* _Description of the task_: Compile every line that includes the word "社区办公服务用房".

* _Records supplied_:

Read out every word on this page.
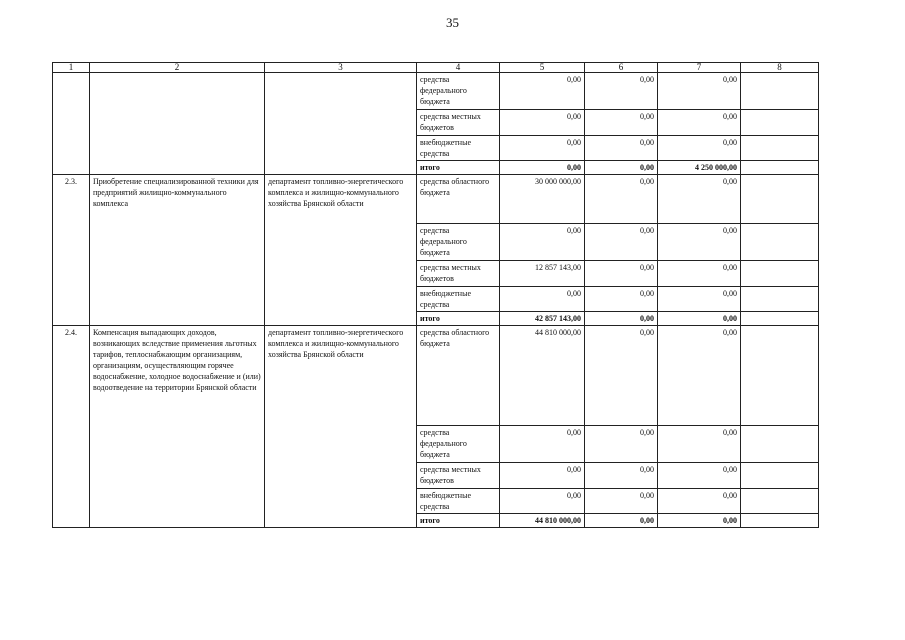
35
1	2	3	4	5	6	7	8
			средства федерального бюджета	0,00	0,00	0,00	
			средства местных бюджетов	0,00	0,00	0,00	
			внебюджетные средства	0,00	0,00	0,00	
			итого	0,00	0,00	4 250 000,00	
2.3.	Приобретение специализированной техники для предприятий жилищно-коммунального комплекса	департамент топливно-энергетического комплекса и жилищно-коммунального хозяйства Брянской области	средства областного бюджета	30 000 000,00	0,00	0,00	
			средства федерального бюджета	0,00	0,00	0,00	
			средства местных бюджетов	12 857 143,00	0,00	0,00	
			внебюджетные средства	0,00	0,00	0,00	
			итого	42 857 143,00	0,00	0,00	
2.4.	Компенсация выпадающих доходов, возникающих вследствие применения льготных тарифов, теплоснабжающим организациям, организациям, осуществляющим горячее водоснабжение, холодное водоснабжение и (или) водоотведение на территории Брянской области	департамент топливно-энергетического комплекса и жилищно-коммунального хозяйства Брянской области	средства областного бюджета	44 810 000,00	0,00	0,00	
			средства федерального бюджета	0,00	0,00	0,00	
			средства местных бюджетов	0,00	0,00	0,00	
			внебюджетные средства	0,00	0,00	0,00	
			итого	44 810 000,00	0,00	0,00	
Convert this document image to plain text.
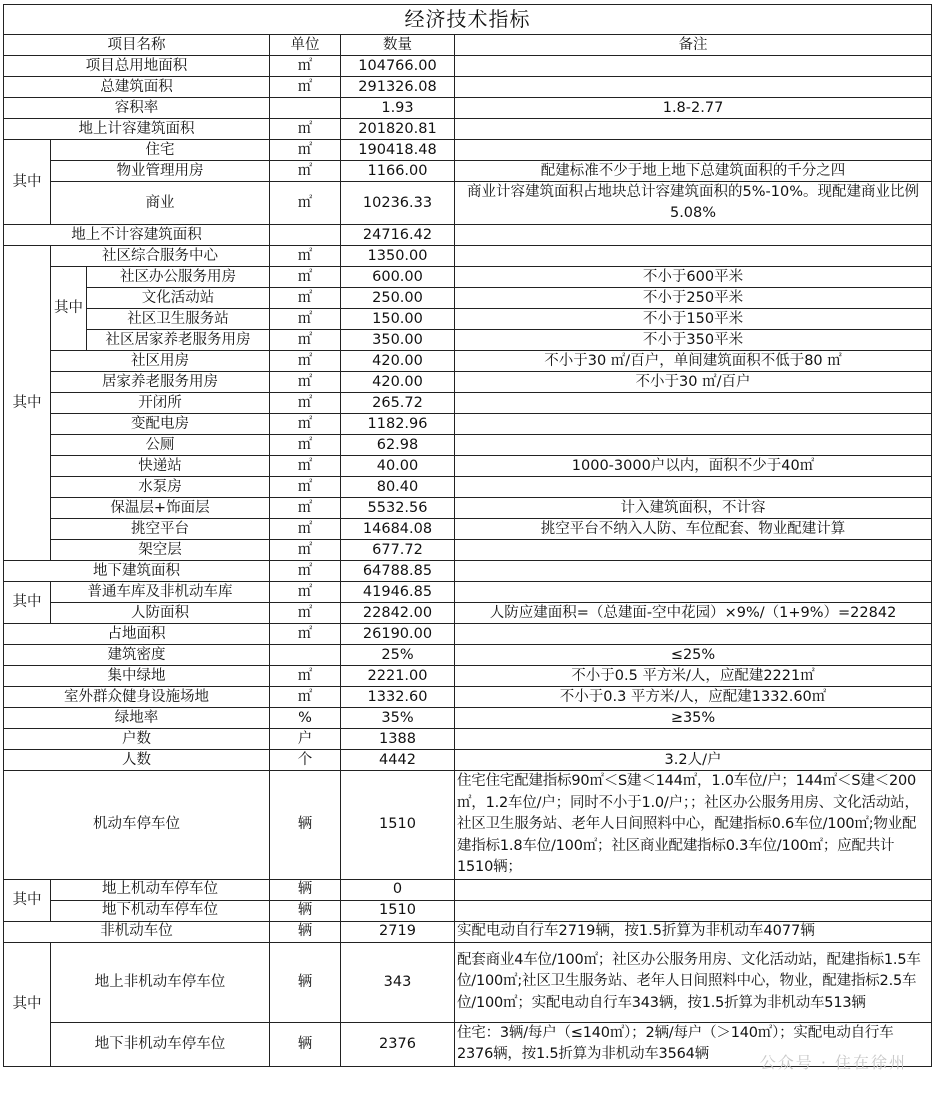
经济技术指标					
项目名称			单位	数量	备注
项目总用地面积			㎡	104766.00	
总建筑面积			㎡	291326.08	
容积率				1.93	1.8-2.77
地上计容建筑面积			㎡	201820.81	
其中	住宅		㎡	190418.48	
	物业管理用房		㎡	1166.00	配建标准不少于地上地下总建筑面积的千分之四
	商业		㎡	10236.33	商业计容建筑面积占地块总计容建筑面积的5%-10%。现配建商业比例5.08%
地上不计容建筑面积				24716.42	
其中	社区综合服务中心		㎡	1350.00	
	其中	社区办公服务用房	㎡	600.00	不小于600平米
		文化活动站	㎡	250.00	不小于250平米
		社区卫生服务站	㎡	150.00	不小于150平米
		社区居家养老服务用房	㎡	350.00	不小于350平米
	社区用房		㎡	420.00	不小于30 ㎡/百户，单间建筑面积不低于80 ㎡
	居家养老服务用房		㎡	420.00	不小于30 ㎡/百户
	开闭所		㎡	265.72	
	变配电房		㎡	1182.96	
	公厕		㎡	62.98	
	快递站		㎡	40.00	1000-3000户以内，面积不少于40㎡
	水泵房		㎡	80.40	
	保温层+饰面层		㎡	5532.56	计入建筑面积，不计容
	挑空平台		㎡	14684.08	挑空平台不纳入人防、车位配套、物业配建计算
	架空层		㎡	677.72	
地下建筑面积			㎡	64788.85	
其中	普通车库及非机动车库		㎡	41946.85	
	人防面积		㎡	22842.00	人防应建面积=（总建面-空中花园）×9%/（1+9%）=22842
占地面积			㎡	26190.00	
建筑密度				25%	≤25%
集中绿地			㎡	2221.00	不小于0.5 平方米/人，应配建2221㎡
室外群众健身设施场地			㎡	1332.60	不小于0.3 平方米/人，应配建1332.60㎡
绿地率			%	35%	≥35%
户数			户	1388	
人数			个	4442	3.2人/户
机动车停车位			辆	1510	住宅住宅配建指标90㎡＜S建＜144㎡，1.0车位/户；144㎡＜S建＜200㎡，1.2车位/户；同时不小于1.0/户；；社区办公服务用房、文化活动站，社区卫生服务站、老年人日间照料中心，配建指标0.6车位/100㎡;物业配建指标1.8车位/100㎡；社区商业配建指标0.3车位/100㎡；应配共计1510辆；
其中	地上机动车停车位		辆	0	
	地下机动车停车位		辆	1510	
非机动车位			辆	2719	实配电动自行车2719辆，按1.5折算为非机动车4077辆
其中	地上非机动车停车位		辆	343	配套商业4车位/100㎡；社区办公服务用房、文化活动站，配建指标1.5车位/100㎡;社区卫生服务站、老年人日间照料中心，物业，配建指标2.5车位/100㎡；实配电动自行车343辆，按1.5折算为非机动车513辆
	地下非机动车停车位		辆	2376	住宅：3辆/每户（≤140㎡）；2辆/每户（＞140㎡）；实配电动自行车2376辆，按1.5折算为非机动车3564辆	公众号 · 住在徐州
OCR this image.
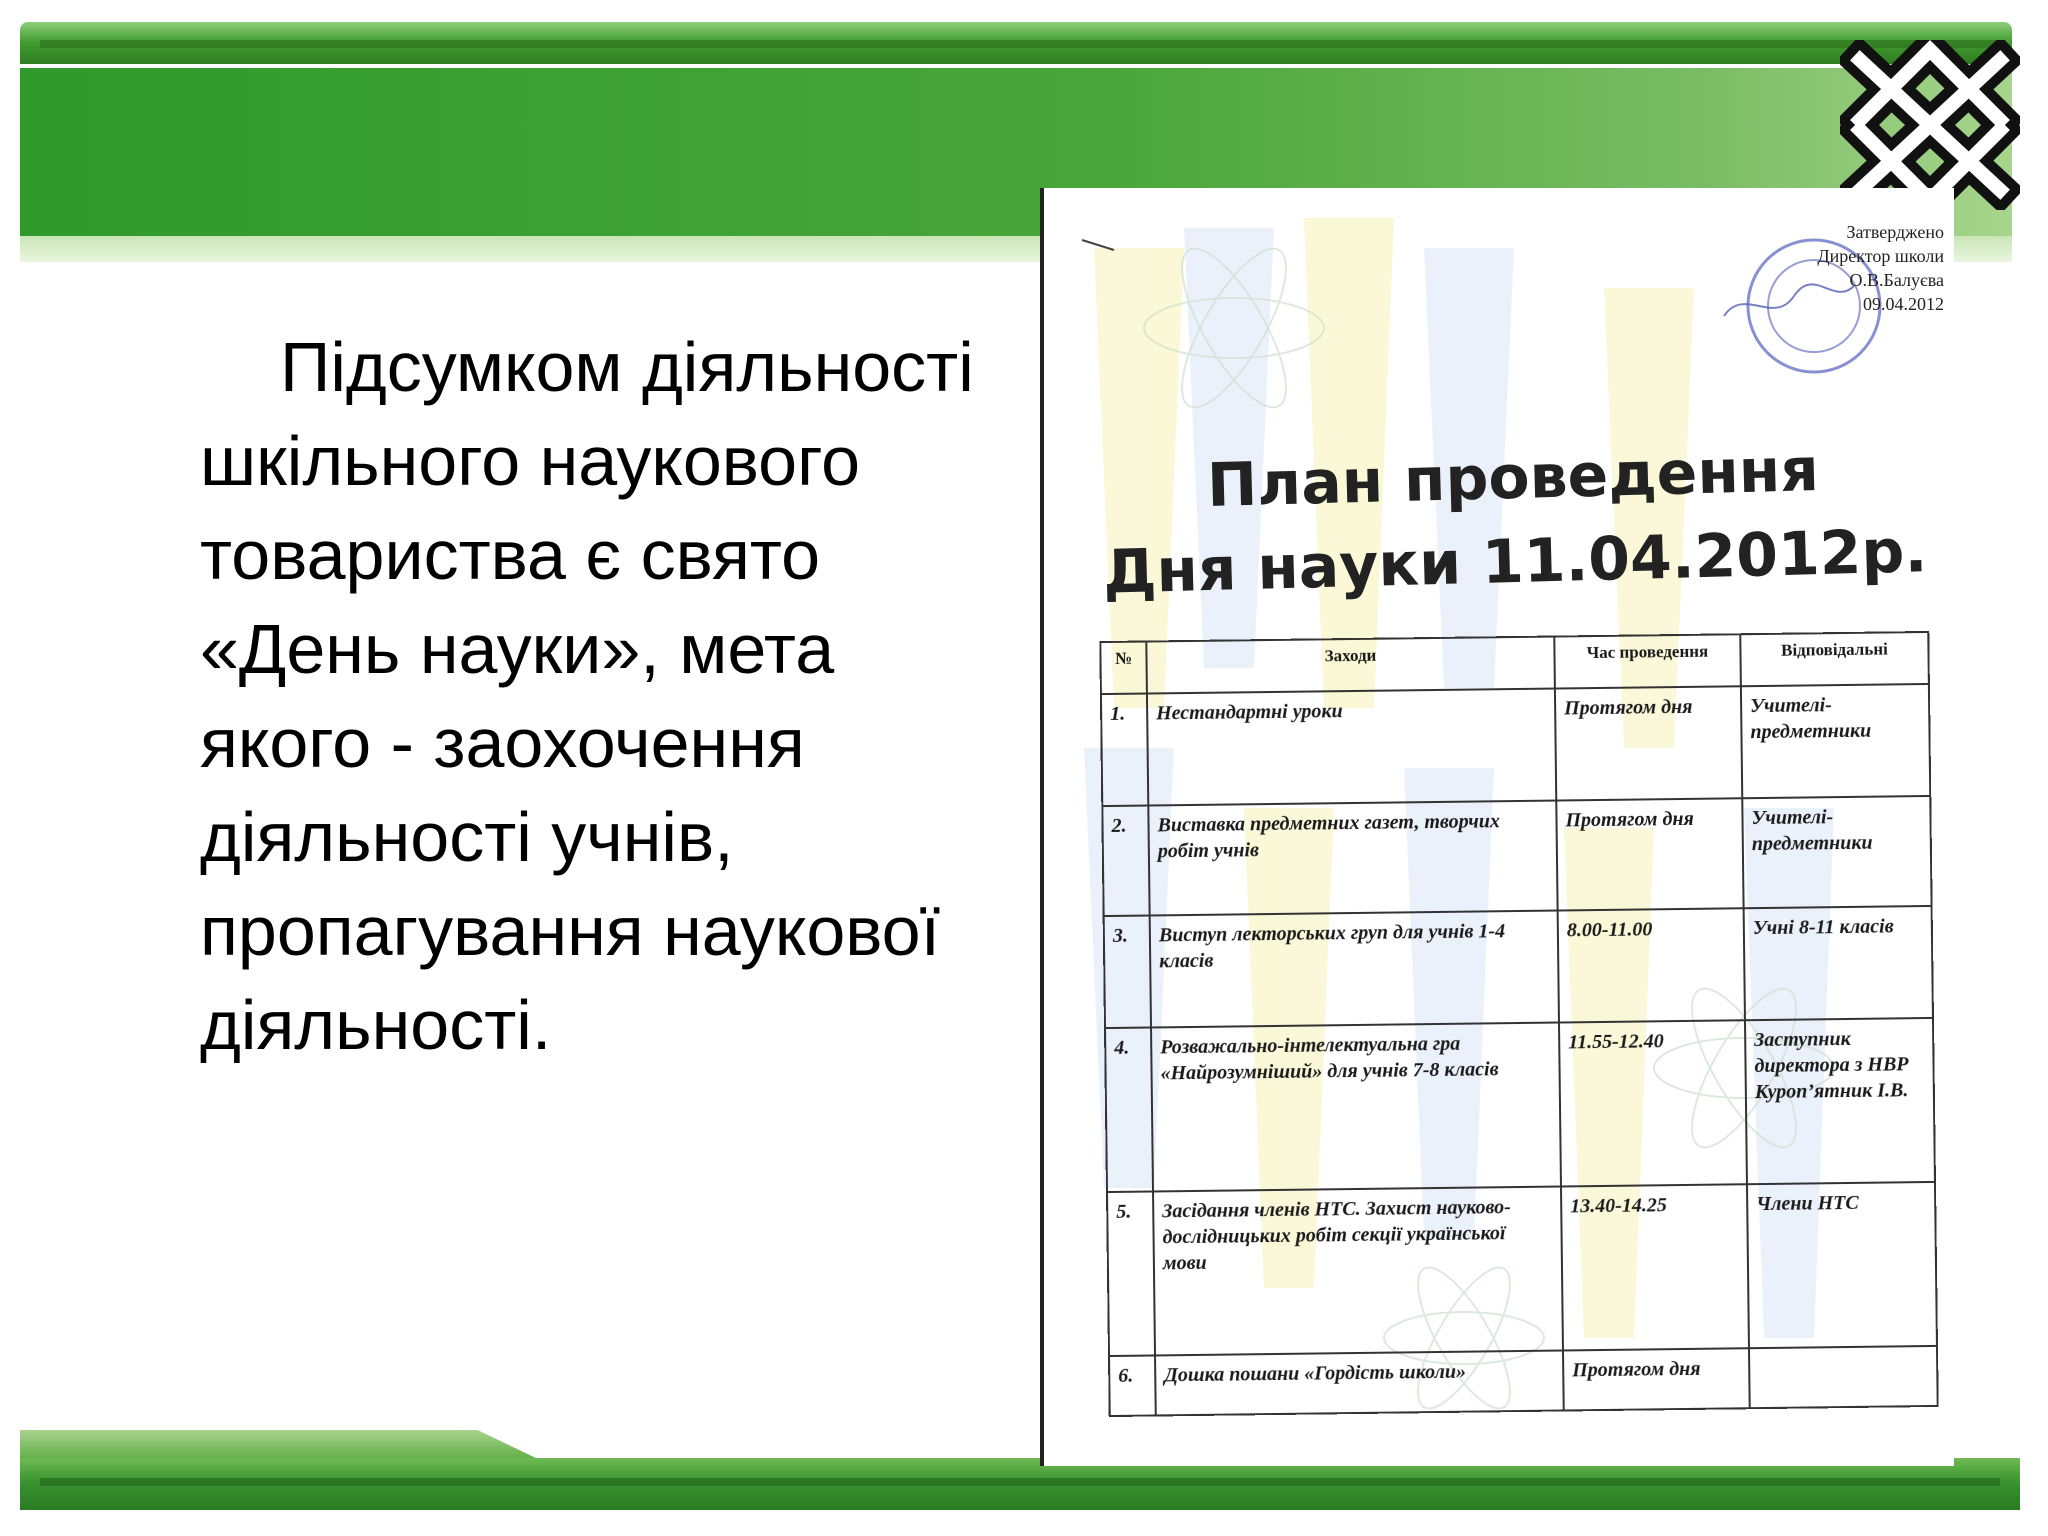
Підсумком діяльності шкільного наукового товариства є свято «День науки», мета якого - заохочення діяльності учнів, пропагування наукової діяльності.
Затверджено
Директор школи
О.В.Балуєва
09.04.2012
План проведення
Дня науки 11.04.2012р.
№	Заходи	Час проведення	Відповідальні
1.	Нестандартні уроки	Протягом дня	Учителі-предметники
2.	Виставка предметних газет, творчих робіт учнів	Протягом дня	Учителі-предметники
3.	Виступ лекторських груп для учнів 1-4 класів	8.00-11.00	Учні 8-11 класів
4.	Розважально-інтелектуальна гра «Найрозумніший» для учнів 7-8 класів	11.55-12.40	Заступник директора з НВР Куроп’ятник І.В.
5.	Засідання членів НТС. Захист науково-дослідницьких робіт секції української мови	13.40-14.25	Члени НТС
6.	Дошка пошани «Гордість школи»	Протягом дня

* _Task answer_:
	其中	社区办公服务用房	㎡	600.00	不小于600平米
机动车停车位			辆	1510	住宅住宅配建指标90㎡＜S建＜144㎡，1.0车位/户；144㎡＜S建＜200㎡，1.2车位/户；同时不小于1.0/户；；社区办公服务用房、文化活动站，社区卫生服务站、老年人日间照料中心，配建指标0.6车位/100㎡;物业配建指标1.8车位/100㎡；社区商业配建指标0.3车位/100㎡；应配共计1510辆；
其中	地上非机动车停车位		辆	343	配套商业4车位/100㎡；社区办公服务用房、文化活动站，配建指标1.5车位/100㎡;社区卫生服务站、老年人日间照料中心，物业，配建指标2.5车位/100㎡；实配电动自行车343辆，按1.5折算为非机动车513辆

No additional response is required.